- [Written exercise] Search the records for the word "with" and pick out every line that has it.

- [Exercise data]
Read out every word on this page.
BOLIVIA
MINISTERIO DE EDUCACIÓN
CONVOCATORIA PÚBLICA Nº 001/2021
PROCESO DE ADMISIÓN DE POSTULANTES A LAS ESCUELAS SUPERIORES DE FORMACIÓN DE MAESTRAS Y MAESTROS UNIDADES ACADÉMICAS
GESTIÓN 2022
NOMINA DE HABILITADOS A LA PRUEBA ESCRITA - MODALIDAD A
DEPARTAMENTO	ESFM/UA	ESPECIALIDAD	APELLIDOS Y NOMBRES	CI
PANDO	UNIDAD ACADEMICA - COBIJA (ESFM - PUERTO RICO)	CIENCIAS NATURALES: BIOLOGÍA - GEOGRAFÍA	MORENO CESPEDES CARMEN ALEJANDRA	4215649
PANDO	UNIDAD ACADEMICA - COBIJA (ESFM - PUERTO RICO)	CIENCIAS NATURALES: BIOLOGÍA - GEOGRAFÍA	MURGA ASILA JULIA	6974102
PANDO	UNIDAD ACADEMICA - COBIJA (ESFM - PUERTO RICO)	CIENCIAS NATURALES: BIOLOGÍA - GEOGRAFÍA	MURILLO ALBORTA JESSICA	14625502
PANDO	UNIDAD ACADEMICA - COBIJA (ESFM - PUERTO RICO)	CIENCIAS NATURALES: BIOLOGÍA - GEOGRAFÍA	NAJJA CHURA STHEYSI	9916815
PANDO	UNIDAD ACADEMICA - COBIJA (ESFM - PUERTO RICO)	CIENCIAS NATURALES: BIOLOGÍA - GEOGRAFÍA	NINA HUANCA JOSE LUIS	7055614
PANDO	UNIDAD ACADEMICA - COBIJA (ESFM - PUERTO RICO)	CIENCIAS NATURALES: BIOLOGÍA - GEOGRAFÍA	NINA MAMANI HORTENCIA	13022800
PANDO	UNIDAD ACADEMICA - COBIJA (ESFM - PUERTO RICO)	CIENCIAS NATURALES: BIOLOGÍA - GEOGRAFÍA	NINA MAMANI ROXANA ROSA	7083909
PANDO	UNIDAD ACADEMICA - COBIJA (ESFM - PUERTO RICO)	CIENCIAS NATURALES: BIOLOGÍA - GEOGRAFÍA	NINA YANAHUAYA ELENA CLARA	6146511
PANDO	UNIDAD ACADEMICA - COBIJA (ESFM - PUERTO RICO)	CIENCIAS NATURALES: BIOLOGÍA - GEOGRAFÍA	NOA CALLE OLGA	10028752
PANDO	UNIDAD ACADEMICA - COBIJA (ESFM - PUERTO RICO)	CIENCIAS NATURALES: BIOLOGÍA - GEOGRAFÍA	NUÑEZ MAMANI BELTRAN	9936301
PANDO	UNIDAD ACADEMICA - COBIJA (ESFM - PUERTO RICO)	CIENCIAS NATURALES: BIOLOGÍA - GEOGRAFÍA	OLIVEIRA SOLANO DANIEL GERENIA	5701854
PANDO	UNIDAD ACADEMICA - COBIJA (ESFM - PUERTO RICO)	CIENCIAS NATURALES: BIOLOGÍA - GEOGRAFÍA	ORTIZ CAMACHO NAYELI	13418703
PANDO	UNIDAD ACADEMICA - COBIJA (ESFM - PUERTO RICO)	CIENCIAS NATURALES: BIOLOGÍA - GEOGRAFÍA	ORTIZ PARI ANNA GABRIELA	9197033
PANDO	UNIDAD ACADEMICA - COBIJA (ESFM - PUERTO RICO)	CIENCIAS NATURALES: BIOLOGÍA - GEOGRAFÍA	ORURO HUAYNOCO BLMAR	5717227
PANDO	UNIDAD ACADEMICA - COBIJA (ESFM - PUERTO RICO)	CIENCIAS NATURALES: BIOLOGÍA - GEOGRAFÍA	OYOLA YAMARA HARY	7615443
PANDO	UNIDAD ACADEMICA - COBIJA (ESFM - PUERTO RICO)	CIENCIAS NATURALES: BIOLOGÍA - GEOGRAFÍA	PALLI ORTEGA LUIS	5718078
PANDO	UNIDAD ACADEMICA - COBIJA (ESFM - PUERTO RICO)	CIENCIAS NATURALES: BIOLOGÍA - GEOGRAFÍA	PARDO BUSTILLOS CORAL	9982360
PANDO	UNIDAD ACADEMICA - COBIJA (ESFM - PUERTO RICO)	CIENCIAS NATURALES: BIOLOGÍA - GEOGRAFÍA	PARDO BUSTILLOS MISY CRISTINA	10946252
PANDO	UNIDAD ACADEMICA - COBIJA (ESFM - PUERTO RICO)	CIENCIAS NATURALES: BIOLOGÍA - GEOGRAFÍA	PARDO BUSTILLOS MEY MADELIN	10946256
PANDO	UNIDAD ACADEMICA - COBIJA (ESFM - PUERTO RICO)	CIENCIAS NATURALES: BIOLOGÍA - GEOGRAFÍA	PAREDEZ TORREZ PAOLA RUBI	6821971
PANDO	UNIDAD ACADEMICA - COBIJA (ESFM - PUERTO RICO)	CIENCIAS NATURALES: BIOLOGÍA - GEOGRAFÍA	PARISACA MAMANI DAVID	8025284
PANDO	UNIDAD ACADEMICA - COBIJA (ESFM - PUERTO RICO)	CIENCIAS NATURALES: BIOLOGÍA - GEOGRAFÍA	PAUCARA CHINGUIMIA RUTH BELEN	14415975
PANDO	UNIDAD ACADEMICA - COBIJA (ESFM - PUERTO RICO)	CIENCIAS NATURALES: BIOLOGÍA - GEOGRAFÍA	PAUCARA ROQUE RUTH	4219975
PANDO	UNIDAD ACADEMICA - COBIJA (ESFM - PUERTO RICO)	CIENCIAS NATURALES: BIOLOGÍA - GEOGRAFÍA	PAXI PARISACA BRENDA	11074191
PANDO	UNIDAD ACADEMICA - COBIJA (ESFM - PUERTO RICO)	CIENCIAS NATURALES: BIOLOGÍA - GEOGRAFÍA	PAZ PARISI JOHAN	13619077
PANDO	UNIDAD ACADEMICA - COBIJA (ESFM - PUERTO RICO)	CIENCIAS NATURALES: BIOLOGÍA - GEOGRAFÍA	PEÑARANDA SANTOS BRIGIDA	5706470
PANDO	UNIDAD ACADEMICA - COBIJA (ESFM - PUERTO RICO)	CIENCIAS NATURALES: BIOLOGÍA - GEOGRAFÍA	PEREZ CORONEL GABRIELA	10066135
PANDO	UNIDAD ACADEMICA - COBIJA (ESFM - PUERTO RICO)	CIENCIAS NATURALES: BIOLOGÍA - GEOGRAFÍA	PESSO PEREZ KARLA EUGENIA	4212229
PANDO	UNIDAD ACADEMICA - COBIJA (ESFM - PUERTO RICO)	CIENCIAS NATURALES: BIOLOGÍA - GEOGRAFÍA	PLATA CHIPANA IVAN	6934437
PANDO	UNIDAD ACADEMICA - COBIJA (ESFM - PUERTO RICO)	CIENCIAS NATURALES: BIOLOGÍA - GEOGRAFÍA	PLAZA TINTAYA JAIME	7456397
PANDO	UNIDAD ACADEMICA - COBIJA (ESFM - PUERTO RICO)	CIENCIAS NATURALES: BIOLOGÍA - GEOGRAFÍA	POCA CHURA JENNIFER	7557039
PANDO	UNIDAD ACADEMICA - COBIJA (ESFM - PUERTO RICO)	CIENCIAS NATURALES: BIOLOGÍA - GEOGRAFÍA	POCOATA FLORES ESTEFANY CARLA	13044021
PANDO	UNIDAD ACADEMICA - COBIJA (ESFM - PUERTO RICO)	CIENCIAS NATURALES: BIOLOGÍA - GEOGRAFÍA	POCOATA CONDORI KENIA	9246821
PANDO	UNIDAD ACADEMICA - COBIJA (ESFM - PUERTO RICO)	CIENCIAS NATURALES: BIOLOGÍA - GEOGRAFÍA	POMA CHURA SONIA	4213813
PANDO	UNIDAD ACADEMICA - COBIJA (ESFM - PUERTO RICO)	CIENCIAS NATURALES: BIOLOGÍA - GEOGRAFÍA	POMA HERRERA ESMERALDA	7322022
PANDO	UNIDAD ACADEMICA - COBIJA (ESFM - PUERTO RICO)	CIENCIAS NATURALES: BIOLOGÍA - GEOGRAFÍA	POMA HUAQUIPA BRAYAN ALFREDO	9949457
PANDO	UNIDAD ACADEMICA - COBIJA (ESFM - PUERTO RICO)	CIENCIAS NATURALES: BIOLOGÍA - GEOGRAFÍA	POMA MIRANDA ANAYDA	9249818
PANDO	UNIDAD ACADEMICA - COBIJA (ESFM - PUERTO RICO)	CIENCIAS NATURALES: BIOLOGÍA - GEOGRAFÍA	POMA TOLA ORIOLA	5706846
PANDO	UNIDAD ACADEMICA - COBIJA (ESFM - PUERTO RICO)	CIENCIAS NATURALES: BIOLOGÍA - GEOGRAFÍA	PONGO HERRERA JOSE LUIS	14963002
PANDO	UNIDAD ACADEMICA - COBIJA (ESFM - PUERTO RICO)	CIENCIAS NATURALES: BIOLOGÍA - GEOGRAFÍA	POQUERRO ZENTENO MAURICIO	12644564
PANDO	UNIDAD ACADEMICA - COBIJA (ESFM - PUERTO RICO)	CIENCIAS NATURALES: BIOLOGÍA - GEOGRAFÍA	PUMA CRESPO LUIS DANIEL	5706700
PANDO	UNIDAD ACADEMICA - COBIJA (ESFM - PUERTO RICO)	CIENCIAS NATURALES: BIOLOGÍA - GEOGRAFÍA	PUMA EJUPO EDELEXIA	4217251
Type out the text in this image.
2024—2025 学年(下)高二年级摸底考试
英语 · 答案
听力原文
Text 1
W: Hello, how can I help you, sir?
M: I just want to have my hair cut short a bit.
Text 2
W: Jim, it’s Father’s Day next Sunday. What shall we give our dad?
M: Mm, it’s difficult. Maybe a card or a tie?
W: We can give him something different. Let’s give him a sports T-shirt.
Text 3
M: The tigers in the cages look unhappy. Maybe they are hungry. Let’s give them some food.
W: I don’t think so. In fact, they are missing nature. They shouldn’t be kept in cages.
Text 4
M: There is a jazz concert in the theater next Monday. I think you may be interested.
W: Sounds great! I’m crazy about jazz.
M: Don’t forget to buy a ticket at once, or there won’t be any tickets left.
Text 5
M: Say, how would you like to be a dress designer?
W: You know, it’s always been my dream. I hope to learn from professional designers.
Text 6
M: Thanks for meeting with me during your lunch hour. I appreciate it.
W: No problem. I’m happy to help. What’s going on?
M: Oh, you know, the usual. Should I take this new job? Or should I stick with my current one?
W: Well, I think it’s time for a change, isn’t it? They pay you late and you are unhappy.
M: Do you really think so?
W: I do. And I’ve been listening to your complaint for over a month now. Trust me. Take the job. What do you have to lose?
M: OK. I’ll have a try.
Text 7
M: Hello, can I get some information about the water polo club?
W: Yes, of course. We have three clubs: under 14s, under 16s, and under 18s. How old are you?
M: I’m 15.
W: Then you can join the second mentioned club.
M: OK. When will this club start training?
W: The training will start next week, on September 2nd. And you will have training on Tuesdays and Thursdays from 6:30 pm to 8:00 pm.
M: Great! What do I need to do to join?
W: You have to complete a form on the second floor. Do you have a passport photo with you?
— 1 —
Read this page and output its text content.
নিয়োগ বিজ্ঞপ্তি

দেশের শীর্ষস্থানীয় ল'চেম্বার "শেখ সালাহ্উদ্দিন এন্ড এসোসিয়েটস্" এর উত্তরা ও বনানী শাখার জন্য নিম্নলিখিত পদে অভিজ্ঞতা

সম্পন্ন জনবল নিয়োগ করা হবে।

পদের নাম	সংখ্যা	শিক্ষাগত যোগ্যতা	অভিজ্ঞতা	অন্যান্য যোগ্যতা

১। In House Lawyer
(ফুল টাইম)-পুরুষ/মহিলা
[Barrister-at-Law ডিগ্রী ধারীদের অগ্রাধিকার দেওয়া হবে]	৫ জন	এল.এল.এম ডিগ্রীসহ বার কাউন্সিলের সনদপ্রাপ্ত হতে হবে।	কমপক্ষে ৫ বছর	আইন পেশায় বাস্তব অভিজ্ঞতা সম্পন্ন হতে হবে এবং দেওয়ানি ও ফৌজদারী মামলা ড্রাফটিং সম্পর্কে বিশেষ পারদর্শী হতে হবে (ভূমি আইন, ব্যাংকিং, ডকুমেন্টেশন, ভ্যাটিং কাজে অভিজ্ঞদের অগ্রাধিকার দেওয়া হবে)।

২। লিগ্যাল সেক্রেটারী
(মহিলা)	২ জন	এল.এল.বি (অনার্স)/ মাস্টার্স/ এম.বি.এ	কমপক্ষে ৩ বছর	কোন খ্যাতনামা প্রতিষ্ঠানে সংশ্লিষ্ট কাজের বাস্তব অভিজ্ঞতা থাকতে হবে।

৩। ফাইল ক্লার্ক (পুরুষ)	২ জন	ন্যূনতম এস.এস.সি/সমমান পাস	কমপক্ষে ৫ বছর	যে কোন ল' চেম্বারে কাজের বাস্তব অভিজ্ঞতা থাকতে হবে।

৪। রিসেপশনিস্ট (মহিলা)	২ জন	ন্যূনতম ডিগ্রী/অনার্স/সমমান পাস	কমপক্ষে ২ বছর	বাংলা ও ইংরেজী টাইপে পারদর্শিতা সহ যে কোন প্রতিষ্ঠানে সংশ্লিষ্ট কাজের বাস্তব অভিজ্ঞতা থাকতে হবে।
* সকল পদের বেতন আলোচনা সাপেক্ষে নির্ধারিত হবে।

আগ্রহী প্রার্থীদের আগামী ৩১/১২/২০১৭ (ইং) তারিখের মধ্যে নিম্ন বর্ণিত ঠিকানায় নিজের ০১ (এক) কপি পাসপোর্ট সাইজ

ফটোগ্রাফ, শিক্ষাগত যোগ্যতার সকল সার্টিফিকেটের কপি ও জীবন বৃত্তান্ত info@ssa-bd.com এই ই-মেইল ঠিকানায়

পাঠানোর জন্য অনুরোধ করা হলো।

- [Result of this task]
M: Thanks for meeting with me during your lunch hour. I appreciate it.
M: Oh, you know, the usual. Should I take this new job? Or should I stick with my current one?
W: You have to complete a form on the second floor. Do you have a passport photo with you?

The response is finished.